# start of Task material

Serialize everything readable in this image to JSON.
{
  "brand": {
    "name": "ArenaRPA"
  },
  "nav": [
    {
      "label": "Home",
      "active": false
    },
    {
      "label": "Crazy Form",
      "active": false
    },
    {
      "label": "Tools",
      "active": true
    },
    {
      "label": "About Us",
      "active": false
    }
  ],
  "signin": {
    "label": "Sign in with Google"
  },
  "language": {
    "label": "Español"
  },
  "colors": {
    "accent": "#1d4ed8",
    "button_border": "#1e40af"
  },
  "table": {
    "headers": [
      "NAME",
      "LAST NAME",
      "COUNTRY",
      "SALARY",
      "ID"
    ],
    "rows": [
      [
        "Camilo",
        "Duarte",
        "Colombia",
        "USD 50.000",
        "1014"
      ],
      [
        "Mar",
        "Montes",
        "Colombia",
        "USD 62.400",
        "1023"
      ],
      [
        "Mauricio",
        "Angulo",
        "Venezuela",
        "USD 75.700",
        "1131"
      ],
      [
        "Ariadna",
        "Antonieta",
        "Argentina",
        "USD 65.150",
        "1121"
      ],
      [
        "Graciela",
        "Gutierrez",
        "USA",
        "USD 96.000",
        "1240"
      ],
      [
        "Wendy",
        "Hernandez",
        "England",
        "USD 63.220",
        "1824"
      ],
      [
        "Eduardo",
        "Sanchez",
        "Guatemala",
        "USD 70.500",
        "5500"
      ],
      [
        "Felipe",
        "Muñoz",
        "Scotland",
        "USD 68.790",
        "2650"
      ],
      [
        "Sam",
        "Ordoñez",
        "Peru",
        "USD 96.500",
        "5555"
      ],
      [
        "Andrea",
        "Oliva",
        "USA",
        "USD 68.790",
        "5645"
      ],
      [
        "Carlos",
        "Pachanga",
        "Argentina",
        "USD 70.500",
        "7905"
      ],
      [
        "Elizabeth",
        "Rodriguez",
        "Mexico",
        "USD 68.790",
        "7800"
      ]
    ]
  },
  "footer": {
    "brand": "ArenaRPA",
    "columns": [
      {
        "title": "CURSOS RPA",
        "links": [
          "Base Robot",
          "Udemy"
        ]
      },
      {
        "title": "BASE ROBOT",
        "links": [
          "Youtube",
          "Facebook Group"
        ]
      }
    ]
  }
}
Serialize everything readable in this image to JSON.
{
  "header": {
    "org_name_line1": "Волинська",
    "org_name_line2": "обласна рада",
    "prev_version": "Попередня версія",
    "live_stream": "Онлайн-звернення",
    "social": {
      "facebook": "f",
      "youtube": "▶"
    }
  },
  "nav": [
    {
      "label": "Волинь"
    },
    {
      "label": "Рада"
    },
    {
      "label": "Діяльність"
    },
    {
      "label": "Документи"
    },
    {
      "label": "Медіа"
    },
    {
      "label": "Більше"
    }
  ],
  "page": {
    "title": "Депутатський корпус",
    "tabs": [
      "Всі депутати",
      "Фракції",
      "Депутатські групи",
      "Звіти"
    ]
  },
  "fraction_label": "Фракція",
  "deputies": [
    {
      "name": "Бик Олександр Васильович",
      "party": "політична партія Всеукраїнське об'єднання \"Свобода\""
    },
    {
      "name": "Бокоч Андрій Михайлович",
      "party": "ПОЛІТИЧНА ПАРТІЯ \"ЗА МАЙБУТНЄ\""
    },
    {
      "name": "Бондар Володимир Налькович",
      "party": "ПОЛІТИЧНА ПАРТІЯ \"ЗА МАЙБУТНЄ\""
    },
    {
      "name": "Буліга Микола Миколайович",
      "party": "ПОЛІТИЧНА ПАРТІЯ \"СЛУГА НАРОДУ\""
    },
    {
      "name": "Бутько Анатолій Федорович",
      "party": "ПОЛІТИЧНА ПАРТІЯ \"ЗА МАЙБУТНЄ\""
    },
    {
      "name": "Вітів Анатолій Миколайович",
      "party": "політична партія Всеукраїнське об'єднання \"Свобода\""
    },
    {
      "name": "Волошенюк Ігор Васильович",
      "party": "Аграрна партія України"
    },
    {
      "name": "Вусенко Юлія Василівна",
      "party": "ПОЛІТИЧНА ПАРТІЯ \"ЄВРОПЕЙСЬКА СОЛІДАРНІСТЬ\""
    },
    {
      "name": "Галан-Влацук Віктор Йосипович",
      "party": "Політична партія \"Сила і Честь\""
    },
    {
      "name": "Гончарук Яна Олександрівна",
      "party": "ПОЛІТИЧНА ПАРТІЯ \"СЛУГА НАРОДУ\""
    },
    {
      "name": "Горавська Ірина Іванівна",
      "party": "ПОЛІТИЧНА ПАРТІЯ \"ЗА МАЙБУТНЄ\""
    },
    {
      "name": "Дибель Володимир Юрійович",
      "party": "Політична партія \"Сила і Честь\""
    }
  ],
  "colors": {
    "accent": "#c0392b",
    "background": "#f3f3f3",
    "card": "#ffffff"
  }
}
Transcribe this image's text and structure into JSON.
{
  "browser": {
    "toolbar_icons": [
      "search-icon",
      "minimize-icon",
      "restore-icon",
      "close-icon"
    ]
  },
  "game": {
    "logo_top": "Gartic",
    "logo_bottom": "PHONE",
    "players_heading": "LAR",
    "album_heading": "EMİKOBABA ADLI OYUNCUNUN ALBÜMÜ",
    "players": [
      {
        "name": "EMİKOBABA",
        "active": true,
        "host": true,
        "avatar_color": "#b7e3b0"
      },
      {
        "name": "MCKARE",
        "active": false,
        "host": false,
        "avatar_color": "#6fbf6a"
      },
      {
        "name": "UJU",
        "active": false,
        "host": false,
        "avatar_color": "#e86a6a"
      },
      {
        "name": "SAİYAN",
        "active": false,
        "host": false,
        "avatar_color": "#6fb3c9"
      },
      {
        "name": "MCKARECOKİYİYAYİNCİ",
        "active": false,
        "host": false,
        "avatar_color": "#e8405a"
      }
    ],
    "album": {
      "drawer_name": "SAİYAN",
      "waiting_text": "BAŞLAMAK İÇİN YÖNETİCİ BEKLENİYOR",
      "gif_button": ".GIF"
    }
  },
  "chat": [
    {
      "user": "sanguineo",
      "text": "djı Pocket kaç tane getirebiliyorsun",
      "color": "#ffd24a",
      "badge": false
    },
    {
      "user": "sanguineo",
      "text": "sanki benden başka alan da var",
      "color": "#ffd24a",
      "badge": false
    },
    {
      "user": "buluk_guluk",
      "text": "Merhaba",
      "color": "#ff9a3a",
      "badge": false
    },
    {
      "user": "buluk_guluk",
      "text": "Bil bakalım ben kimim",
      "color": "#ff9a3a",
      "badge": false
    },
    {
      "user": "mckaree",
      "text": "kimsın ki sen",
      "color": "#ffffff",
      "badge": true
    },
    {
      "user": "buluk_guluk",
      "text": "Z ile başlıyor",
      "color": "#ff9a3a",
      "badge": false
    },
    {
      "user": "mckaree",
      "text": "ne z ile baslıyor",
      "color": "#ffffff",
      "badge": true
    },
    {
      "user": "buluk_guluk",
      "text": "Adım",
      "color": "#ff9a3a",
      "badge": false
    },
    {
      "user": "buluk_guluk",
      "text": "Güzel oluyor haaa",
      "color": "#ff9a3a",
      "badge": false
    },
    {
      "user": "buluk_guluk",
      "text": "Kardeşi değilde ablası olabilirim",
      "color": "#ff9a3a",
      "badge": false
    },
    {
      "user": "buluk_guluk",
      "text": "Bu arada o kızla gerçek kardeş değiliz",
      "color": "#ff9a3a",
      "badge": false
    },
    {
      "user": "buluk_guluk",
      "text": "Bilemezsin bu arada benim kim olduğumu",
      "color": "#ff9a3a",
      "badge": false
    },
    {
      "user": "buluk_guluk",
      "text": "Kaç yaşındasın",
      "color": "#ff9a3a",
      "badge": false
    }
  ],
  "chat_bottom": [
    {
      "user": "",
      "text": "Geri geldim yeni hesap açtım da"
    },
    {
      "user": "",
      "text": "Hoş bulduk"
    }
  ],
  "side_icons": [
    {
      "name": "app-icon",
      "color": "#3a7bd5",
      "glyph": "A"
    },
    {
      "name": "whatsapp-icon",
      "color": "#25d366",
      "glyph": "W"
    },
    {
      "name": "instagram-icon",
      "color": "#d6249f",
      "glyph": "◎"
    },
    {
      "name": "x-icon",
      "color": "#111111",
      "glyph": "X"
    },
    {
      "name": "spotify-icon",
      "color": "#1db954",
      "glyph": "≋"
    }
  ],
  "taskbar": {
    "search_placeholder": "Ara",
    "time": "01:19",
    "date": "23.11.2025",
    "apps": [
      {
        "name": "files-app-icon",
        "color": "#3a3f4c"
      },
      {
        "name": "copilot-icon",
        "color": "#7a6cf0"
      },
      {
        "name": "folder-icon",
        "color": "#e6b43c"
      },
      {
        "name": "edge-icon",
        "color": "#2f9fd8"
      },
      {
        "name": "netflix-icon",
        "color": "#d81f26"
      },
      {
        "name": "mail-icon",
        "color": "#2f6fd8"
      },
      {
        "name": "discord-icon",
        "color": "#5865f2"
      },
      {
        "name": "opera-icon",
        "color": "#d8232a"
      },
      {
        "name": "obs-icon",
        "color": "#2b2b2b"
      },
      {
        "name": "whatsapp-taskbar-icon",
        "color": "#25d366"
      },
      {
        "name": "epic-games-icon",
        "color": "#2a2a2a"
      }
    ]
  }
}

# end of Task material

Problem description - Which lines hold the word "Васильович"? Return all of them from the records above.

Expected answer -
      "name": "Бик Олександр Васильович",
      "name": "Волошенюк Ігор Васильович",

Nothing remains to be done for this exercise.